_GIVEN TASK_
The data below should be printed in full, exactly, and without any of its images.

┄┄┄┄┄┄

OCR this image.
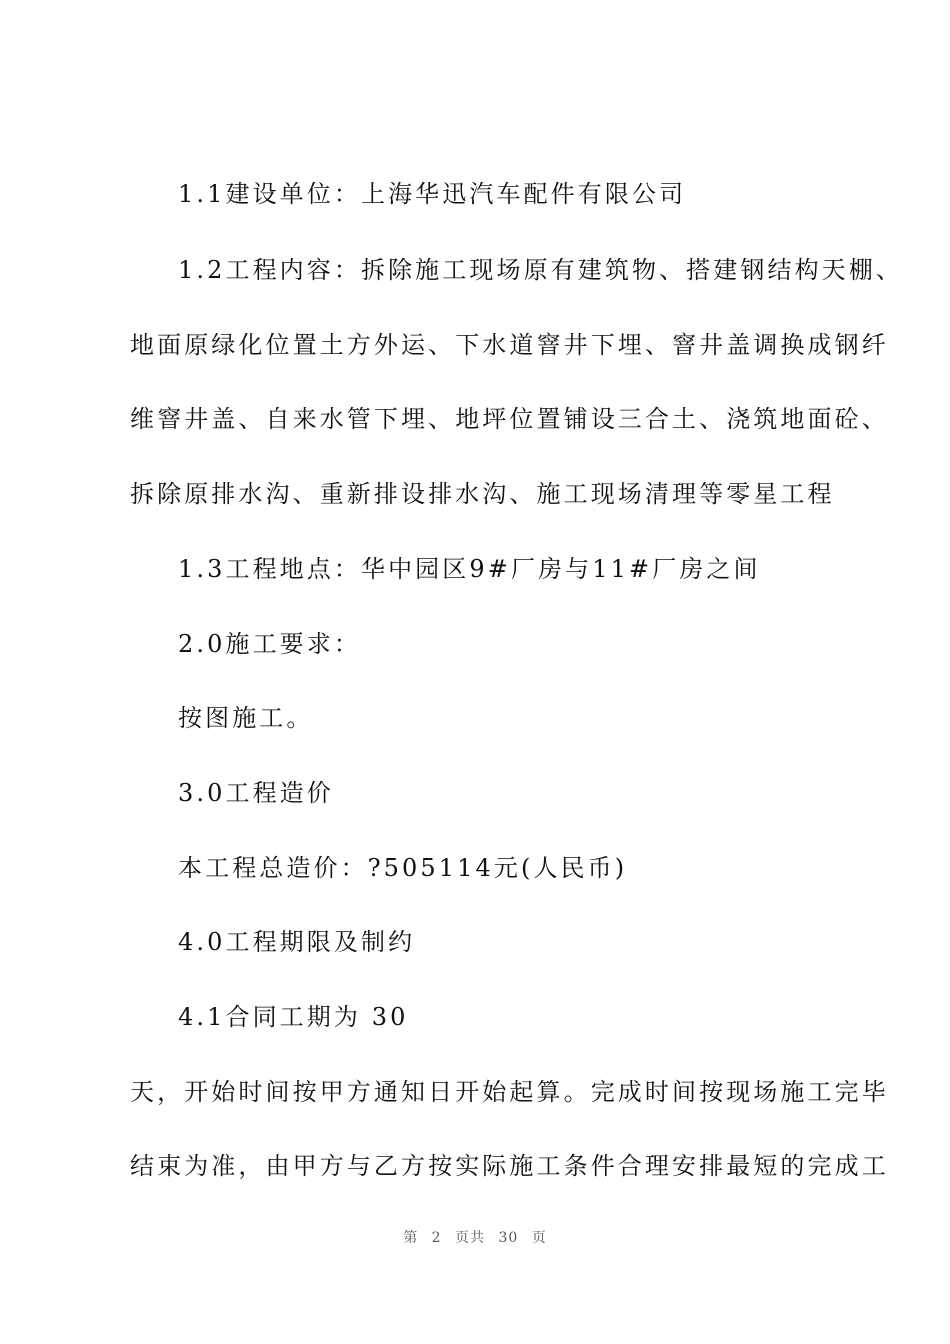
1.1建设单位：上海华迅汽车配件有限公司
1.2工程内容：拆除施工现场原有建筑物、搭建钢结构天棚、
地面原绿化位置土方外运、下水道窨井下埋、窨井盖调换成钢纤
维窨井盖、自来水管下埋、地坪位置铺设三合土、浇筑地面砼、
拆除原排水沟、重新排设排水沟、施工现场清理等零星工程
1.3工程地点：华中园区9#厂房与11#厂房之间
2.0施工要求：
按图施工。
3.0工程造价
本工程总造价：?505114元(人民币)
4.0工程期限及制约
4.1合同工期为 30
天，开始时间按甲方通知日开始起算。完成时间按现场施工完毕
结束为准，由甲方与乙方按实际施工条件合理安排最短的完成工
第 2 页共 30 页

┄┄┄┄┄┄

_COMPLETE RESPONSE_
OCR this image.
1.1建设单位：上海华迅汽车配件有限公司
1.2工程内容：拆除施工现场原有建筑物、搭建钢结构天棚、
地面原绿化位置土方外运、下水道窨井下埋、窨井盖调换成钢纤
维窨井盖、自来水管下埋、地坪位置铺设三合土、浇筑地面砼、
拆除原排水沟、重新排设排水沟、施工现场清理等零星工程
1.3工程地点：华中园区9#厂房与11#厂房之间
2.0施工要求：
按图施工。
3.0工程造价
本工程总造价：?505114元(人民币)
4.0工程期限及制约
4.1合同工期为 30
天，开始时间按甲方通知日开始起算。完成时间按现场施工完毕
结束为准，由甲方与乙方按实际施工条件合理安排最短的完成工
第 2 页共 30 页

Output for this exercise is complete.